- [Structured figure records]
-------
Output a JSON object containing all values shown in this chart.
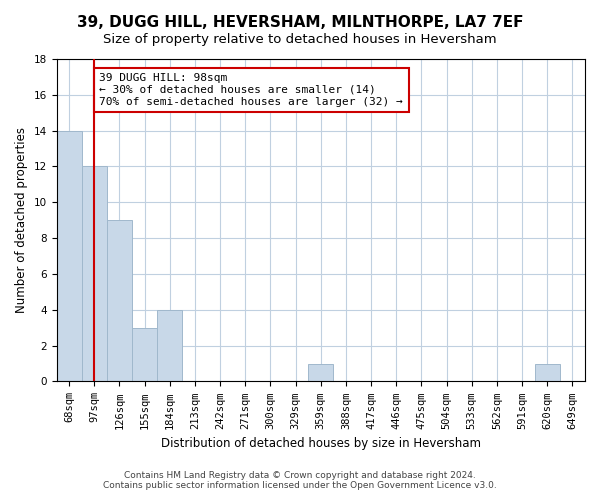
{
  "title": "39, DUGG HILL, HEVERSHAM, MILNTHORPE, LA7 7EF",
  "subtitle": "Size of property relative to detached houses in Heversham",
  "xlabel": "Distribution of detached houses by size in Heversham",
  "ylabel": "Number of detached properties",
  "bar_labels": [
    "68sqm",
    "97sqm",
    "126sqm",
    "155sqm",
    "184sqm",
    "213sqm",
    "242sqm",
    "271sqm",
    "300sqm",
    "329sqm",
    "359sqm",
    "388sqm",
    "417sqm",
    "446sqm",
    "475sqm",
    "504sqm",
    "533sqm",
    "562sqm",
    "591sqm",
    "620sqm",
    "649sqm"
  ],
  "bar_values": [
    14,
    12,
    9,
    3,
    4,
    0,
    0,
    0,
    0,
    0,
    1,
    0,
    0,
    0,
    0,
    0,
    0,
    0,
    0,
    1,
    0
  ],
  "bar_color": "#c8d8e8",
  "bar_edge_color": "#a0b8cc",
  "reference_line_x": 1,
  "reference_line_color": "#cc0000",
  "annotation_title": "39 DUGG HILL: 98sqm",
  "annotation_line1": "← 30% of detached houses are smaller (14)",
  "annotation_line2": "70% of semi-detached houses are larger (32) →",
  "annotation_box_color": "#ffffff",
  "annotation_box_edge_color": "#cc0000",
  "ylim": [
    0,
    18
  ],
  "yticks": [
    0,
    2,
    4,
    6,
    8,
    10,
    12,
    14,
    16,
    18
  ],
  "footer_line1": "Contains HM Land Registry data © Crown copyright and database right 2024.",
  "footer_line2": "Contains public sector information licensed under the Open Government Licence v3.0.",
  "bg_color": "#ffffff",
  "grid_color": "#c0d0e0",
  "title_fontsize": 11,
  "subtitle_fontsize": 9.5,
  "axis_label_fontsize": 8.5,
  "tick_fontsize": 7.5,
  "annotation_fontsize": 8,
  "footer_fontsize": 6.5
}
-------
- [Aim of the task] Of the lines in this listing, report how many contain the string "ffffff", and give the number only.

- [Result for this exercise] 2